**DESCRIPTION OF THE TASK**
Tally each line where the word "arcmin" occurs, then give only the total.

[Data records]
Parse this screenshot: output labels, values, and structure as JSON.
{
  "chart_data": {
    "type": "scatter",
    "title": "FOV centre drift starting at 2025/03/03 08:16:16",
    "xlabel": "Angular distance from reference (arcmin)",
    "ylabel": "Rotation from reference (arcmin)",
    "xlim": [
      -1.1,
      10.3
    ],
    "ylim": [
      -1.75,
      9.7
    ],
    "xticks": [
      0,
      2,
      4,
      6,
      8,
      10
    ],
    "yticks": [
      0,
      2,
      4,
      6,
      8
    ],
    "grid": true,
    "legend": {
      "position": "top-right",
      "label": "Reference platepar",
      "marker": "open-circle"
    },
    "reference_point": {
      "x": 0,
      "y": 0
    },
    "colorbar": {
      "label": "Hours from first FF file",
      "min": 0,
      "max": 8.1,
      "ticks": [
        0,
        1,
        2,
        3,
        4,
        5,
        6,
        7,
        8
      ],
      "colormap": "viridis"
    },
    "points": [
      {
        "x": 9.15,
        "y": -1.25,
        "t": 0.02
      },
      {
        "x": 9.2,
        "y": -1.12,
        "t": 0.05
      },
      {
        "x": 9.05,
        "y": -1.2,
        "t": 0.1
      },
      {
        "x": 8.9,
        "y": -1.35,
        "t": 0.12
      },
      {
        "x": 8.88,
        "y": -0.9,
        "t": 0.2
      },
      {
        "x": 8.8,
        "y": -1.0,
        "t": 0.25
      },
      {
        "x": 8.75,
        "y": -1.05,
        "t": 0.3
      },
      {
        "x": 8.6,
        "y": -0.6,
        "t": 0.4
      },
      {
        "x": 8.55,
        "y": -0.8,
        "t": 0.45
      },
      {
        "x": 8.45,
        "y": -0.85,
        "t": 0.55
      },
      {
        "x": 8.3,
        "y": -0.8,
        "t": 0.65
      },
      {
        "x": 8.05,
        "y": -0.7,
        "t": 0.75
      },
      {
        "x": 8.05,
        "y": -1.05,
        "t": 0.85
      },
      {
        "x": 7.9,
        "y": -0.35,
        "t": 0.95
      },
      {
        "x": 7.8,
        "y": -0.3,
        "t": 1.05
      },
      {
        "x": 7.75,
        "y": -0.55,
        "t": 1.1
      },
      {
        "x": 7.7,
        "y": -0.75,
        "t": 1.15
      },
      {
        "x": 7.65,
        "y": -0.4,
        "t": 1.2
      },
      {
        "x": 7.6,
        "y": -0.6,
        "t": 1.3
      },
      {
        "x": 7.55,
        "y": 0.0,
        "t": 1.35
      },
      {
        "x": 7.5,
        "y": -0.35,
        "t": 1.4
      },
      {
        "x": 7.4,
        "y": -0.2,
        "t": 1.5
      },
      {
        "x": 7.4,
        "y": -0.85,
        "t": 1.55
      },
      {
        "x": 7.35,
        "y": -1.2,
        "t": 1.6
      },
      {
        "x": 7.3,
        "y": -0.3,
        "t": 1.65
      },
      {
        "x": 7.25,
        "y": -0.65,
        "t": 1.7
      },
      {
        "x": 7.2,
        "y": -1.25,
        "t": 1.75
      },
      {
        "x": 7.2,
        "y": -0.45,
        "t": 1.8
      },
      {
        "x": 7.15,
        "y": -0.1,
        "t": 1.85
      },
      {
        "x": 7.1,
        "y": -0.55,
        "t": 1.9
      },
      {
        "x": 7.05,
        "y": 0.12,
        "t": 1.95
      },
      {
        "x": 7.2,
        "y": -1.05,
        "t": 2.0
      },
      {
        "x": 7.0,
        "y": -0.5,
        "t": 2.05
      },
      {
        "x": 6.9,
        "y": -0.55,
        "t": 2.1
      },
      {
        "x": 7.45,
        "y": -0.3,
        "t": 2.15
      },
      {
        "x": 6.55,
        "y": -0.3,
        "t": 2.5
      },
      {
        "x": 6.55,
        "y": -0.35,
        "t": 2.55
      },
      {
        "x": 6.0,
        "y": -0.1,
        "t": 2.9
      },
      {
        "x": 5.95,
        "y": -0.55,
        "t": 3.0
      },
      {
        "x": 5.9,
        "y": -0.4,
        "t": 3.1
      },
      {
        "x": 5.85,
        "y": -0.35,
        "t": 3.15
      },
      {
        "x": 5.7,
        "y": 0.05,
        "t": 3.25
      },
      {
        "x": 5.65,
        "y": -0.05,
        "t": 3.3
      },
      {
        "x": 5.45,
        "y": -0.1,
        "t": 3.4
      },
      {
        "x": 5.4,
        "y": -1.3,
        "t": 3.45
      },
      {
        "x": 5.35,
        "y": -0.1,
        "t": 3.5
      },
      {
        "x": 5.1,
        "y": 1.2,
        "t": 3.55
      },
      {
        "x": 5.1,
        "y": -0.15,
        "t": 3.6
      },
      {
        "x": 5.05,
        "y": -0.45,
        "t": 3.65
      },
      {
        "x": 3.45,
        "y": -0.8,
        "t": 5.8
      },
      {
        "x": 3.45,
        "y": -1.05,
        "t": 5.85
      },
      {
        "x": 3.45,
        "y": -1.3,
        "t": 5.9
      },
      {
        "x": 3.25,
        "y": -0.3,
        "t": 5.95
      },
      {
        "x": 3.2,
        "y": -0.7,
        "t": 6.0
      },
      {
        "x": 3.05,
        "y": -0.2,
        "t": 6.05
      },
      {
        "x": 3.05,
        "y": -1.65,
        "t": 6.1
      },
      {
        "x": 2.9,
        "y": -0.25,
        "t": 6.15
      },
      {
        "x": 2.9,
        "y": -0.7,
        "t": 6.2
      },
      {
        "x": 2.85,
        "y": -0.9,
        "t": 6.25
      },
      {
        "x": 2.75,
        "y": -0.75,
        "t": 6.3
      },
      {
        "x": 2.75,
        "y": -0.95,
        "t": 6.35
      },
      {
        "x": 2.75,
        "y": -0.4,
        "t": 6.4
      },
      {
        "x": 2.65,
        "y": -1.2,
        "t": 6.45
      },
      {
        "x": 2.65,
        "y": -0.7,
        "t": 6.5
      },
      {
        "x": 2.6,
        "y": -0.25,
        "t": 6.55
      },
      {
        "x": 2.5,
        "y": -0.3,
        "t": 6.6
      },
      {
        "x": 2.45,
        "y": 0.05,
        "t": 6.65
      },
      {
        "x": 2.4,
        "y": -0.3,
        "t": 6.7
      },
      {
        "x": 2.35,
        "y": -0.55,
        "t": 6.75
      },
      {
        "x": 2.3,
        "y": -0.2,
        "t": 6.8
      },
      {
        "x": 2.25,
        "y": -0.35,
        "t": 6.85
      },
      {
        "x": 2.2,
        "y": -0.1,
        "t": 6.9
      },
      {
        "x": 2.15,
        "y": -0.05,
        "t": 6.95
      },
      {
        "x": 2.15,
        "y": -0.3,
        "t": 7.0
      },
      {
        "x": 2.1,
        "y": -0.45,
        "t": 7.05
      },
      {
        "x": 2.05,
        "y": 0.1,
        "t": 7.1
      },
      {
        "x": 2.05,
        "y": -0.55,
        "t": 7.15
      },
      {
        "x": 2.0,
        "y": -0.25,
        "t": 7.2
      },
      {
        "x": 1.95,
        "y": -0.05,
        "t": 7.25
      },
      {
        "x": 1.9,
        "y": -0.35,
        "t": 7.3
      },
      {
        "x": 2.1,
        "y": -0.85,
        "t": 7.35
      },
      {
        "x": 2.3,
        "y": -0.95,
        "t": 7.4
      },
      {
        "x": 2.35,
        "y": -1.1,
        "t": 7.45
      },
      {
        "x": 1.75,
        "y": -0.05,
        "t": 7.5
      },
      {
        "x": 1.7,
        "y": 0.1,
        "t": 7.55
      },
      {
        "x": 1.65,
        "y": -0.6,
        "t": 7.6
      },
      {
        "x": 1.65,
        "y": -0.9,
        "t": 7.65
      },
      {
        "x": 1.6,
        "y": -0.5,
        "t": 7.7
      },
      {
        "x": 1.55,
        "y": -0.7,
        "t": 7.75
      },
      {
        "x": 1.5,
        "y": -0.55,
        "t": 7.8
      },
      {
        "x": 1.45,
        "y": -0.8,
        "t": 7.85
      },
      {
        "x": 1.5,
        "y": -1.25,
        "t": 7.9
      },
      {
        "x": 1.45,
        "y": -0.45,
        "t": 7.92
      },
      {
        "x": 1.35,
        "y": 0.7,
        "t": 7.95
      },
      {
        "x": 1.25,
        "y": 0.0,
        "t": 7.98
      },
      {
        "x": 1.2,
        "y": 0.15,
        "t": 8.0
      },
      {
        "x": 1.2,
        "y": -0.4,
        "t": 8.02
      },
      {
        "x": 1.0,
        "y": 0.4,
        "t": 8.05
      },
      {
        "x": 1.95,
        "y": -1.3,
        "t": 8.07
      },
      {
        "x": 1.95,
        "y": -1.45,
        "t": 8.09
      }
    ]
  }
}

**TASK SOLUTION**
2